[BEGIN DATA RECORDS]

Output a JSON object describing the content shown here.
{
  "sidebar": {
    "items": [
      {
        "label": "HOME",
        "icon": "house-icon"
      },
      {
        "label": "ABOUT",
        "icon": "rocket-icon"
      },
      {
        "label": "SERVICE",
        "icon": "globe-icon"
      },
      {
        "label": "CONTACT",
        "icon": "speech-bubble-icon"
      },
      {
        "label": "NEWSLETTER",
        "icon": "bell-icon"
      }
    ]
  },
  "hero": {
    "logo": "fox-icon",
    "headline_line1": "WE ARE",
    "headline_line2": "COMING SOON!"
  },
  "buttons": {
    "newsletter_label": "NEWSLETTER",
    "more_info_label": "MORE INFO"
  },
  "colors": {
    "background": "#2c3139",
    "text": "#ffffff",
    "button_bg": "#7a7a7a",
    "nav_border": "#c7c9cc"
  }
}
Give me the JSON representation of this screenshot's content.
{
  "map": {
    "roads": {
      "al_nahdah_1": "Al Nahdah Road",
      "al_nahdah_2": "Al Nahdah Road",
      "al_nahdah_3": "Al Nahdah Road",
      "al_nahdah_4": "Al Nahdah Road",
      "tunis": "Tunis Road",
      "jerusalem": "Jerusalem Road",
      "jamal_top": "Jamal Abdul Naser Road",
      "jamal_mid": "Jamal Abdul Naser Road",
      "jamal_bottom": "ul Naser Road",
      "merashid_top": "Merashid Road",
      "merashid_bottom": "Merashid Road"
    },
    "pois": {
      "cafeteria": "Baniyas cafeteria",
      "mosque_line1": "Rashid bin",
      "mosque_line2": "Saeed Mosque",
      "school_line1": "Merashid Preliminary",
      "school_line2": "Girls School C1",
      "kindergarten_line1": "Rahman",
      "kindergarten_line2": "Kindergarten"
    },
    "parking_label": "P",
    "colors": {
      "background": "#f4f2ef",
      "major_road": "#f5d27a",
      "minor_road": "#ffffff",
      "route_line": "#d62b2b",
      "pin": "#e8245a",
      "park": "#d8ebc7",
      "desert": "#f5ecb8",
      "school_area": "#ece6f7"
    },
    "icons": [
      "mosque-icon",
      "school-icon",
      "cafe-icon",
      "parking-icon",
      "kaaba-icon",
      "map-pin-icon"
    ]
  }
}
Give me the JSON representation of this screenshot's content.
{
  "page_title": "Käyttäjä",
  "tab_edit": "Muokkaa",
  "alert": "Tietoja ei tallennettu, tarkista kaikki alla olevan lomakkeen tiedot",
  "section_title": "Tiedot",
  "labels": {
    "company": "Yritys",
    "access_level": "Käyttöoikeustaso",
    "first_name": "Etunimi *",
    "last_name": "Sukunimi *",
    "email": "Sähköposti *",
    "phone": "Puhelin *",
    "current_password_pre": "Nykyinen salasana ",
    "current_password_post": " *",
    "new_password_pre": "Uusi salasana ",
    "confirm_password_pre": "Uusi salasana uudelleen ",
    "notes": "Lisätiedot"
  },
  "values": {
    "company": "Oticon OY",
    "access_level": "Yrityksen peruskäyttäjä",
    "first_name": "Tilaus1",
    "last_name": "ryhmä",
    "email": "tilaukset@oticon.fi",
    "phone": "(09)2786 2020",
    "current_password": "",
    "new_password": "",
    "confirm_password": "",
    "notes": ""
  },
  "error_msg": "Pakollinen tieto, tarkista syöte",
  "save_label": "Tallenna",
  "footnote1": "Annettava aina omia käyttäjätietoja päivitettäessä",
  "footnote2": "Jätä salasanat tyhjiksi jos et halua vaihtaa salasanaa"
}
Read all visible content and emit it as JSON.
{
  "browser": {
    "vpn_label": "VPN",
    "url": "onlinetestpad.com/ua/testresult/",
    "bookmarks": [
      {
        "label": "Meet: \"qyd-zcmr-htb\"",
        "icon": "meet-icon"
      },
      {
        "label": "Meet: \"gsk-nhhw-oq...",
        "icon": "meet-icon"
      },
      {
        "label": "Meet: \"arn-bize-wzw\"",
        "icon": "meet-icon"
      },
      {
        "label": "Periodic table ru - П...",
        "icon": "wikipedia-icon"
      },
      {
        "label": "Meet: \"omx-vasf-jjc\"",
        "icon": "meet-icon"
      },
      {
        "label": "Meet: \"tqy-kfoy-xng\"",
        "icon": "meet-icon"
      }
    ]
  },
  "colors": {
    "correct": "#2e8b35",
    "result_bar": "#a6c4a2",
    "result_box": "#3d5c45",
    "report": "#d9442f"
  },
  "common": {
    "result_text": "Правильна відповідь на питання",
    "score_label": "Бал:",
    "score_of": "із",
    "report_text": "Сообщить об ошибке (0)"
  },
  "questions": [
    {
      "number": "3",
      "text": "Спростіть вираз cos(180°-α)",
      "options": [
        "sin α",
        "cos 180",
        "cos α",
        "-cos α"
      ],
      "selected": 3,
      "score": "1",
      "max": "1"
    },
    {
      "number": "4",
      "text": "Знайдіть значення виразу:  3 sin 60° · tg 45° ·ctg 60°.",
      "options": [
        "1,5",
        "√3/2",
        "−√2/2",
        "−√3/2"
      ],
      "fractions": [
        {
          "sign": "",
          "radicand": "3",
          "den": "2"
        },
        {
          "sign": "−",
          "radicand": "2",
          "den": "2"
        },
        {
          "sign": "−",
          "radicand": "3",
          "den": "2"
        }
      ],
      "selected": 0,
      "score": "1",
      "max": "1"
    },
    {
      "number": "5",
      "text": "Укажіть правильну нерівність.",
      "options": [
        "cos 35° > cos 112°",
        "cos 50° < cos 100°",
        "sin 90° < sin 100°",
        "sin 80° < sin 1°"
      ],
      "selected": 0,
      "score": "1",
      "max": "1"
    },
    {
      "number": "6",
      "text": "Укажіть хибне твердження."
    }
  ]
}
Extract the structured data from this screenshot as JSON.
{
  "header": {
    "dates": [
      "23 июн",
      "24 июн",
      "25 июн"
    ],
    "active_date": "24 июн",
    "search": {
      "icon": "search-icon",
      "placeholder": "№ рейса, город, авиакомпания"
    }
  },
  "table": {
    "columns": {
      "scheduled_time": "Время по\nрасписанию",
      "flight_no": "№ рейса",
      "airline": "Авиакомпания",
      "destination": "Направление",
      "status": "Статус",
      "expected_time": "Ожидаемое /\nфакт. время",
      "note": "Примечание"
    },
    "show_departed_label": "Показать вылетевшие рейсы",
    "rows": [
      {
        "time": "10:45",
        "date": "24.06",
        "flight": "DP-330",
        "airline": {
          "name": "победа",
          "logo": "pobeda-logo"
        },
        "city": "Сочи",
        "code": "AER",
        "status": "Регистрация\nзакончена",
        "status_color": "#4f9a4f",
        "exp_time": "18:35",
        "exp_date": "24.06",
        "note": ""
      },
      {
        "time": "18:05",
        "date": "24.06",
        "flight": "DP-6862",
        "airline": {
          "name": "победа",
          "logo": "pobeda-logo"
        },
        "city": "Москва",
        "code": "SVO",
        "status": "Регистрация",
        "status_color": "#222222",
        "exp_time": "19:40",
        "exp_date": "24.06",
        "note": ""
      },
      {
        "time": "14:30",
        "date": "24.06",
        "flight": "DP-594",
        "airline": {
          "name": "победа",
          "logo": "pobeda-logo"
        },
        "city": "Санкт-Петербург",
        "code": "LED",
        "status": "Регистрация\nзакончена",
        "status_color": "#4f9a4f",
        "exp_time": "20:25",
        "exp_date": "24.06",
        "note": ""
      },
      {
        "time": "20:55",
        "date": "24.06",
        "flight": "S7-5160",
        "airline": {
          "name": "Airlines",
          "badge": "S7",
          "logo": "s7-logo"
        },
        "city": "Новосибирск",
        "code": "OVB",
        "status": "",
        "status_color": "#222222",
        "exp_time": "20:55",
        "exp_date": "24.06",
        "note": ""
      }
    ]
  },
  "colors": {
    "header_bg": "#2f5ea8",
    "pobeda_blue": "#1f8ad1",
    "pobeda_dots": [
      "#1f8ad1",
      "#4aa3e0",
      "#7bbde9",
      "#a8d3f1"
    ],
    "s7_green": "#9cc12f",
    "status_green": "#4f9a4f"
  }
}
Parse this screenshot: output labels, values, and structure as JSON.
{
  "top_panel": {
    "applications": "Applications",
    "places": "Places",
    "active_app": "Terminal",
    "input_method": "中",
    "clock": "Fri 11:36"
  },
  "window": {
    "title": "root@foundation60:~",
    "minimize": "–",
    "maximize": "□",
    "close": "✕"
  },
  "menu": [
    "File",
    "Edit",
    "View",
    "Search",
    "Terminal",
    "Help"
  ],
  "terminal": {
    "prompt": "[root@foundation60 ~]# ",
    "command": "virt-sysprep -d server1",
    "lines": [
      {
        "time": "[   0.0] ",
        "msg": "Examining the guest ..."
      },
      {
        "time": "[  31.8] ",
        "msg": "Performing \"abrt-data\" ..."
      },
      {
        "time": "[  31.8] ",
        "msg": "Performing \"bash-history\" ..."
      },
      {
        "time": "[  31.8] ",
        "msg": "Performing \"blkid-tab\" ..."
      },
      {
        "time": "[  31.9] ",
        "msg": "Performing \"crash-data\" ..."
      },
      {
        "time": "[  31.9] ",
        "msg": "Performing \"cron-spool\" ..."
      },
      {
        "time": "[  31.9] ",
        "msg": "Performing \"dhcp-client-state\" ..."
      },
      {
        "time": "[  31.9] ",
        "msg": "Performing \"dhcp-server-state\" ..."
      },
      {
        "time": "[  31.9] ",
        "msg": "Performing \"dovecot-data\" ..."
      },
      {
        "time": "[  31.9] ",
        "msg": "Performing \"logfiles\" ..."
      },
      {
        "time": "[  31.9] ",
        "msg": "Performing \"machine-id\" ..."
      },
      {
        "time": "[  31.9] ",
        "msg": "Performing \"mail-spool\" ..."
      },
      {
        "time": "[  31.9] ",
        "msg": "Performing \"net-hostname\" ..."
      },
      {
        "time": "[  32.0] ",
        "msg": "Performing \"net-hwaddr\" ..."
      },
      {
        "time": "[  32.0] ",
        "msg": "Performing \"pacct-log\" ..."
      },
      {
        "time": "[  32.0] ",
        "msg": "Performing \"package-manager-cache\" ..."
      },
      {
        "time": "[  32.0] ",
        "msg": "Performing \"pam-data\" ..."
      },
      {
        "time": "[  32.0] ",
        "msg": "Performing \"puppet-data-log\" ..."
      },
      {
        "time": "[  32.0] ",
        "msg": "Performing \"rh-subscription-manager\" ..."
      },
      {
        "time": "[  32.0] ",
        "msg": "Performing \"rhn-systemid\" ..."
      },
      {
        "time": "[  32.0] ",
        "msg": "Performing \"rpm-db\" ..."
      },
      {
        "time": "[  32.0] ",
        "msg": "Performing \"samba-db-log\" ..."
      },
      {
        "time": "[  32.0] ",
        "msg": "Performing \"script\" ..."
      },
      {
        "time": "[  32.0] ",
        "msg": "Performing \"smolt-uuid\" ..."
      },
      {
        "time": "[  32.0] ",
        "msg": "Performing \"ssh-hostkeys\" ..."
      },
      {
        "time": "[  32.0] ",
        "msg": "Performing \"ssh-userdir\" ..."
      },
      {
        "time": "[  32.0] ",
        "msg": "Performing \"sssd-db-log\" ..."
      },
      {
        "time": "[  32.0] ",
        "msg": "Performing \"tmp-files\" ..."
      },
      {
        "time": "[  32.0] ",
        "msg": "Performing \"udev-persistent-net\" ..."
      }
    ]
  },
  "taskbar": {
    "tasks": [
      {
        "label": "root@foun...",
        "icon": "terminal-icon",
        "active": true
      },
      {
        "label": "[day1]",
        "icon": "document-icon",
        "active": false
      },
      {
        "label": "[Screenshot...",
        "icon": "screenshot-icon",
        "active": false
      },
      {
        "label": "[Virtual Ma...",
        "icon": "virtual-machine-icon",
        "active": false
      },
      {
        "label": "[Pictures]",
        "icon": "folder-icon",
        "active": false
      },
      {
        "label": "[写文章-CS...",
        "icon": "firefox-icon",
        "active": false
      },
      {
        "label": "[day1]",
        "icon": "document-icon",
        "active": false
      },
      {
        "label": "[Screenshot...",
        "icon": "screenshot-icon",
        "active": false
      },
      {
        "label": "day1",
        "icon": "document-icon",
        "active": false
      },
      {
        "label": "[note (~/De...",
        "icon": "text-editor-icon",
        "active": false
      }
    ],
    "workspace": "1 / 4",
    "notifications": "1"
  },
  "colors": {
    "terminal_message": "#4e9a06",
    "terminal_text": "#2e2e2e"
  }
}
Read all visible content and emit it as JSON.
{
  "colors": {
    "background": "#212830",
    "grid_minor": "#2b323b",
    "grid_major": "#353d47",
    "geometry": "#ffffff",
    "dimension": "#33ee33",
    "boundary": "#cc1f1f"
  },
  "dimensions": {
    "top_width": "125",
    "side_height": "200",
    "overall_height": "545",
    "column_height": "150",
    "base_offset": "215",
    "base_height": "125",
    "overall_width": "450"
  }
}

[END DATA RECORDS]

YOUR INSTRUCTIONS |
Note each line of the entries that has "machine" in it, and copy those lines.

OUTPUT |
        "msg": "Performing \"machine-id\" ..."
        "icon": "virtual-machine-icon",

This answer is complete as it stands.